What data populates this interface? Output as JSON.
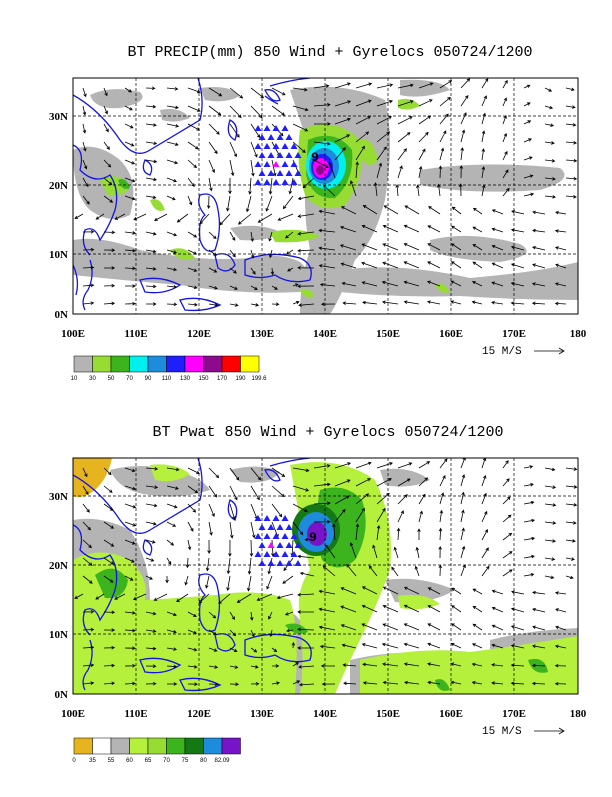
{
  "panels": [
    {
      "title": "BT PRECIP(mm) 850 Wind + Gyrelocs 050724/1200",
      "x_ticks": [
        "100E",
        "110E",
        "120E",
        "130E",
        "140E",
        "150E",
        "160E",
        "170E",
        "180"
      ],
      "y_ticks": [
        "0N",
        "10N",
        "20N",
        "30N"
      ],
      "scale_label": "15 M/S",
      "colorbar": {
        "colors": [
          "#b4b4b4",
          "#96dc32",
          "#3cb41e",
          "#00f0f0",
          "#1e8cdc",
          "#1e1eff",
          "#ff00ff",
          "#8c0a8c",
          "#ff0000",
          "#ffff00"
        ],
        "labels": [
          "10",
          "30",
          "50",
          "70",
          "90",
          "110",
          "130",
          "150",
          "170",
          "190",
          "199.6"
        ]
      },
      "storm_label": "9"
    },
    {
      "title": "BT Pwat 850 Wind + Gyrelocs 050724/1200",
      "x_ticks": [
        "100E",
        "110E",
        "120E",
        "130E",
        "140E",
        "150E",
        "160E",
        "170E",
        "180"
      ],
      "y_ticks": [
        "0N",
        "10N",
        "20N",
        "30N"
      ],
      "scale_label": "15 M/S",
      "colorbar": {
        "colors": [
          "#e6b41e",
          "#ffffff",
          "#b4b4b4",
          "#b4f03c",
          "#96dc32",
          "#3cb41e",
          "#147814",
          "#1e8cdc",
          "#7814c8"
        ],
        "labels": [
          "0",
          "35",
          "55",
          "60",
          "65",
          "70",
          "75",
          "80",
          "82.09"
        ]
      },
      "storm_label": "9"
    }
  ]
}
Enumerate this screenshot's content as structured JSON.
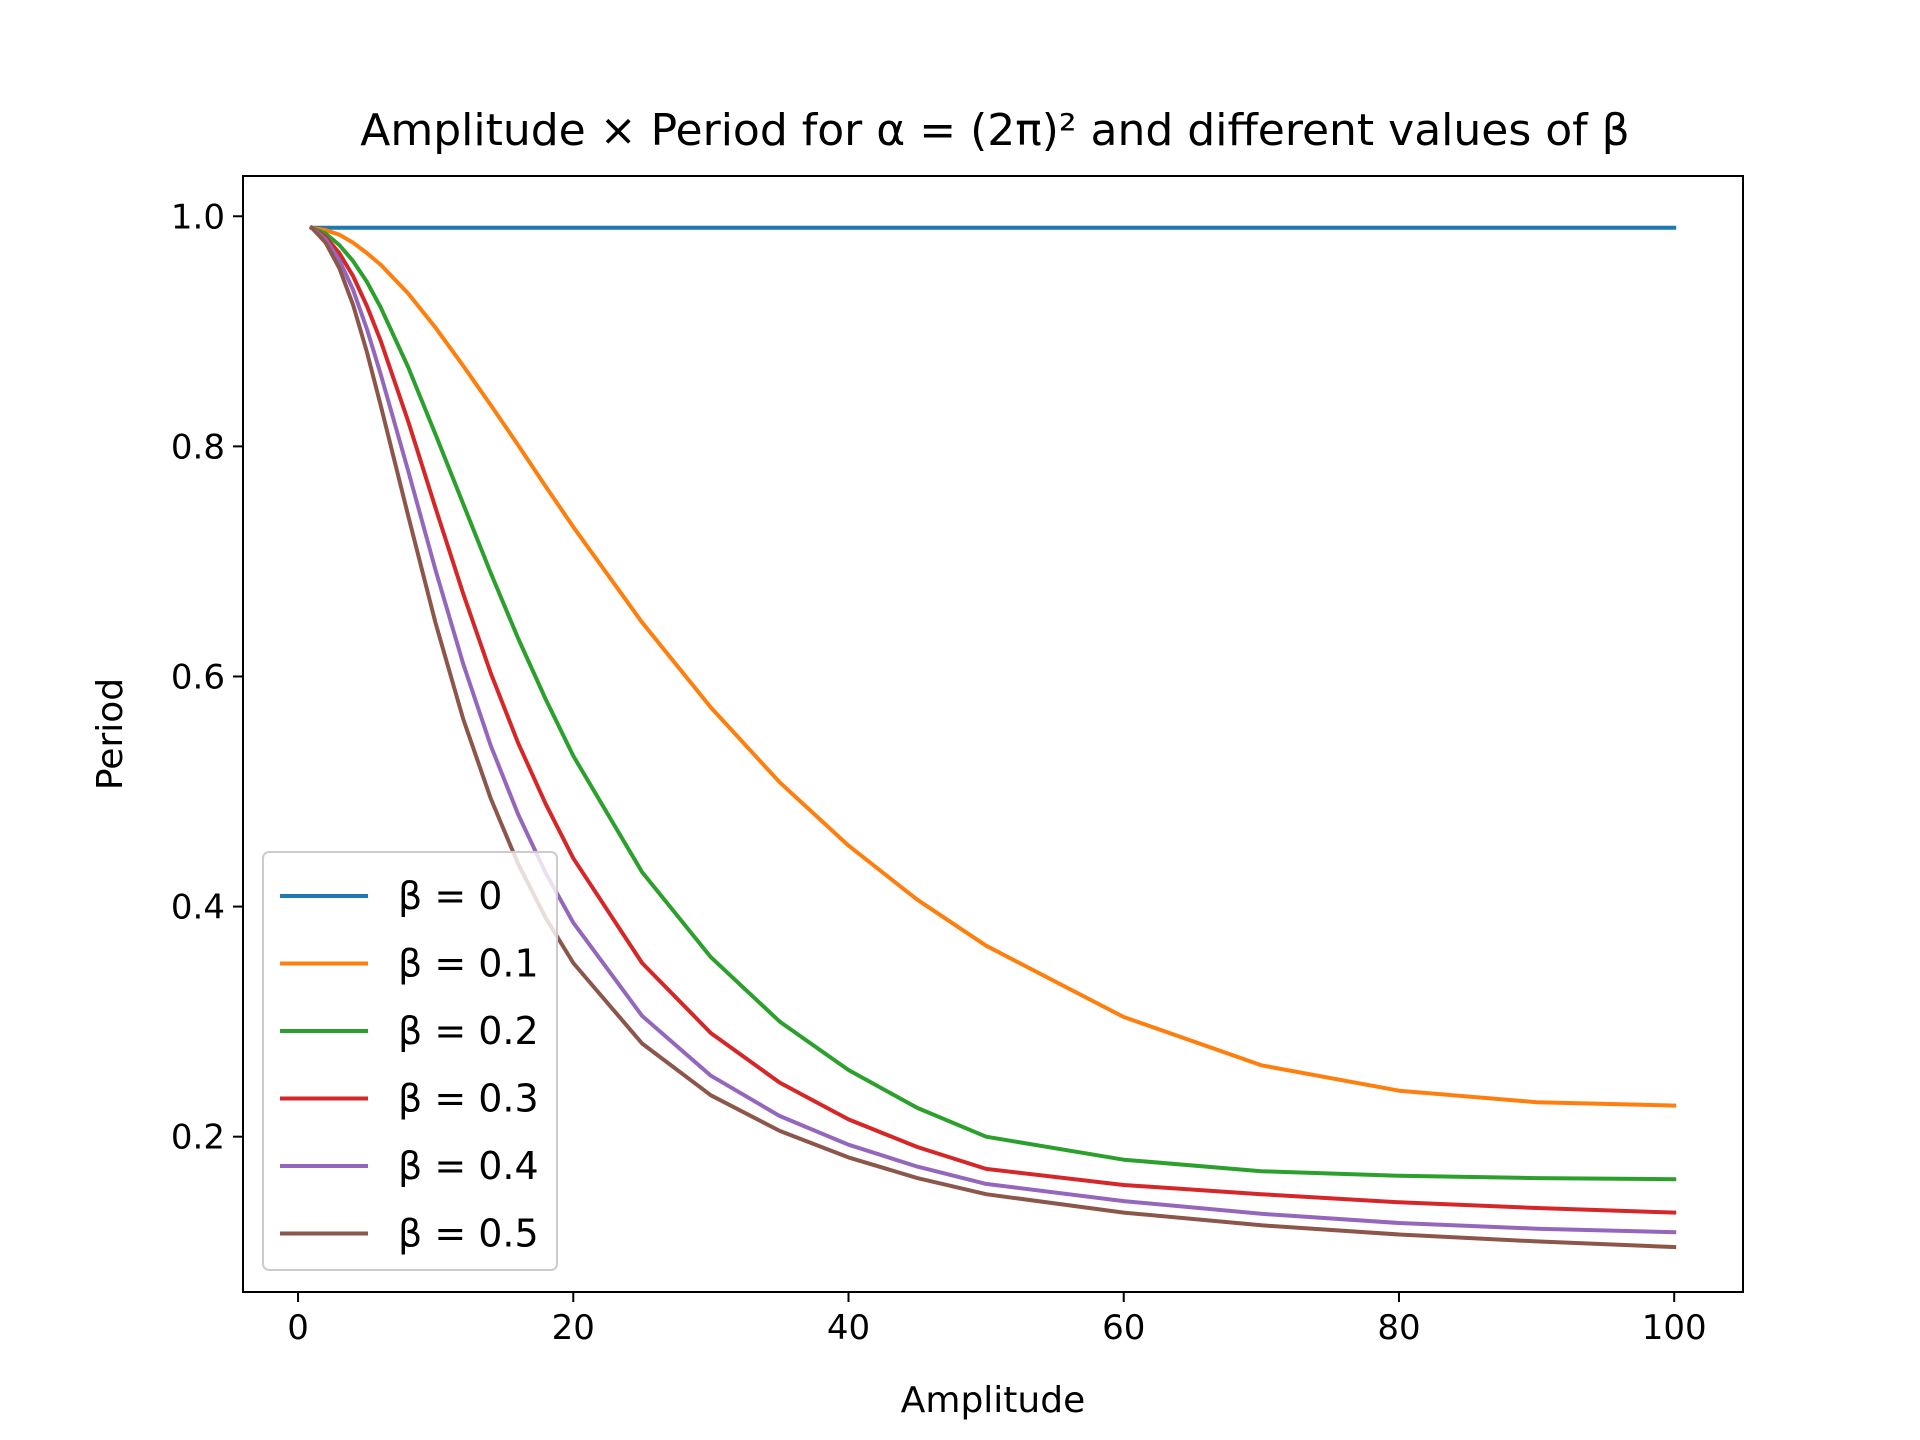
{
  "chart_data": {
    "type": "line",
    "title": "Amplitude × Period for α = (2π)² and different values of β",
    "xlabel": "Amplitude",
    "ylabel": "Period",
    "xlim": [
      -4,
      105
    ],
    "ylim": [
      0.065,
      1.035
    ],
    "xticks": [
      0,
      20,
      40,
      60,
      80,
      100
    ],
    "yticks": [
      0.2,
      0.4,
      0.6,
      0.8,
      1.0
    ],
    "xtick_labels": [
      "0",
      "20",
      "40",
      "60",
      "80",
      "100"
    ],
    "ytick_labels": [
      "0.2",
      "0.4",
      "0.6",
      "0.8",
      "1.0"
    ],
    "grid": false,
    "legend_position": "lower-left",
    "x": [
      1,
      2,
      3,
      4,
      5,
      6,
      8,
      10,
      12,
      14,
      16,
      18,
      20,
      25,
      30,
      35,
      40,
      45,
      50,
      60,
      70,
      80,
      90,
      100
    ],
    "series": [
      {
        "name": "β = 0",
        "color": "#1f77b4",
        "values": [
          0.99,
          0.99,
          0.99,
          0.99,
          0.99,
          0.99,
          0.99,
          0.99,
          0.99,
          0.99,
          0.99,
          0.99,
          0.99,
          0.99,
          0.99,
          0.99,
          0.99,
          0.99,
          0.99,
          0.99,
          0.99,
          0.99,
          0.99,
          0.99
        ]
      },
      {
        "name": "β = 0.1",
        "color": "#ff7f0e",
        "values": [
          0.99,
          0.988,
          0.984,
          0.977,
          0.968,
          0.958,
          0.933,
          0.903,
          0.87,
          0.836,
          0.801,
          0.765,
          0.73,
          0.647,
          0.573,
          0.508,
          0.453,
          0.406,
          0.366,
          0.304,
          0.262,
          0.24,
          0.23,
          0.227
        ]
      },
      {
        "name": "β = 0.2",
        "color": "#2ca02c",
        "values": [
          0.99,
          0.985,
          0.975,
          0.961,
          0.943,
          0.921,
          0.869,
          0.81,
          0.75,
          0.69,
          0.633,
          0.58,
          0.531,
          0.43,
          0.356,
          0.3,
          0.258,
          0.225,
          0.2,
          0.18,
          0.17,
          0.166,
          0.164,
          0.163
        ]
      },
      {
        "name": "β = 0.3",
        "color": "#d62728",
        "values": [
          0.99,
          0.982,
          0.968,
          0.948,
          0.922,
          0.892,
          0.822,
          0.746,
          0.672,
          0.603,
          0.542,
          0.489,
          0.442,
          0.351,
          0.29,
          0.247,
          0.215,
          0.191,
          0.172,
          0.158,
          0.15,
          0.143,
          0.138,
          0.134
        ]
      },
      {
        "name": "β = 0.4",
        "color": "#9467bd",
        "values": [
          0.99,
          0.98,
          0.962,
          0.936,
          0.902,
          0.863,
          0.779,
          0.692,
          0.611,
          0.54,
          0.48,
          0.429,
          0.386,
          0.305,
          0.253,
          0.218,
          0.193,
          0.174,
          0.159,
          0.144,
          0.133,
          0.125,
          0.12,
          0.117
        ]
      },
      {
        "name": "β = 0.5",
        "color": "#8c564b",
        "values": [
          0.99,
          0.977,
          0.955,
          0.923,
          0.882,
          0.836,
          0.74,
          0.646,
          0.563,
          0.494,
          0.437,
          0.39,
          0.351,
          0.281,
          0.236,
          0.205,
          0.182,
          0.164,
          0.15,
          0.134,
          0.123,
          0.115,
          0.109,
          0.104
        ]
      }
    ]
  }
}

————

▸ Work required: Work through the records line by line and tally those with the word "Wind". Report only the total.

▸ Completed exercise: 2